[Recorded data]
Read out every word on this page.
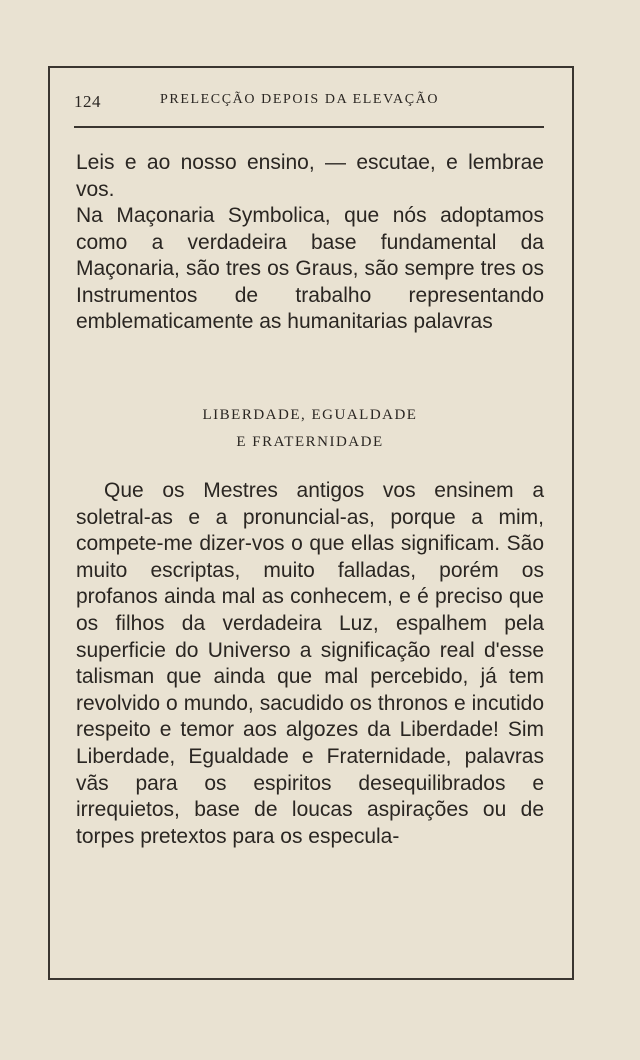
124	PRELECÇÃO DEPOIS DA ELEVAÇÃO

Leis e ao nosso ensino, — escutae, e lembrae vos.

Na Maçonaria Symbolica, que nós adoptamos como a verdadeira base fundamental da Maçonaria, são tres os Graus, são sempre tres os Instrumentos de trabalho representando emblematicamente as humanitarias palavras

LIBERDADE, EGUALDADE

E FRATERNIDADE

Que os Mestres antigos vos ensinem a soletral-as e a pronuncial-as, porque a mim, compete-me dizer-vos o que ellas significam. São muito escriptas, muito falladas, porém os profanos ainda mal as conhecem, e é preciso que os filhos da verdadeira Luz, espalhem pela superficie do Universo a significação real d'esse talisman que ainda que mal percebido, já tem revolvido o mundo, sacudido os thronos e incutido respeito e temor aos algozes da Liberdade! Sim Liberdade, Egualdade e Fraternidade, palavras vãs para os espiritos desequilibrados e irrequietos, base de loucas aspirações ou de torpes pretextos para os especula-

== WORK TO COMPLETE ==
Return all the entries word for word, but omit any pictures they contain.

== TASK OUTPUT ==
Read out every word on this page.
124	PRELECÇÃO DEPOIS DA ELEVAÇÃO

Leis e ao nosso ensino, — escutae, e lembrae vos.

Na Maçonaria Symbolica, que nós adoptamos como a verdadeira base fundamental da Maçonaria, são tres os Graus, são sempre tres os Instrumentos de trabalho representando emblematicamente as humanitarias palavras

LIBERDADE, EGUALDADE

E FRATERNIDADE

Que os Mestres antigos vos ensinem a soletral-as e a pronuncial-as, porque a mim, compete-me dizer-vos o que ellas significam. São muito escriptas, muito falladas, porém os profanos ainda mal as conhecem, e é preciso que os filhos da verdadeira Luz, espalhem pela superficie do Universo a significação real d'esse talisman que ainda que mal percebido, já tem revolvido o mundo, sacudido os thronos e incutido respeito e temor aos algozes da Liberdade! Sim Liberdade, Egualdade e Fraternidade, palavras vãs para os espiritos desequilibrados e irrequietos, base de loucas aspirações ou de torpes pretextos para os especula-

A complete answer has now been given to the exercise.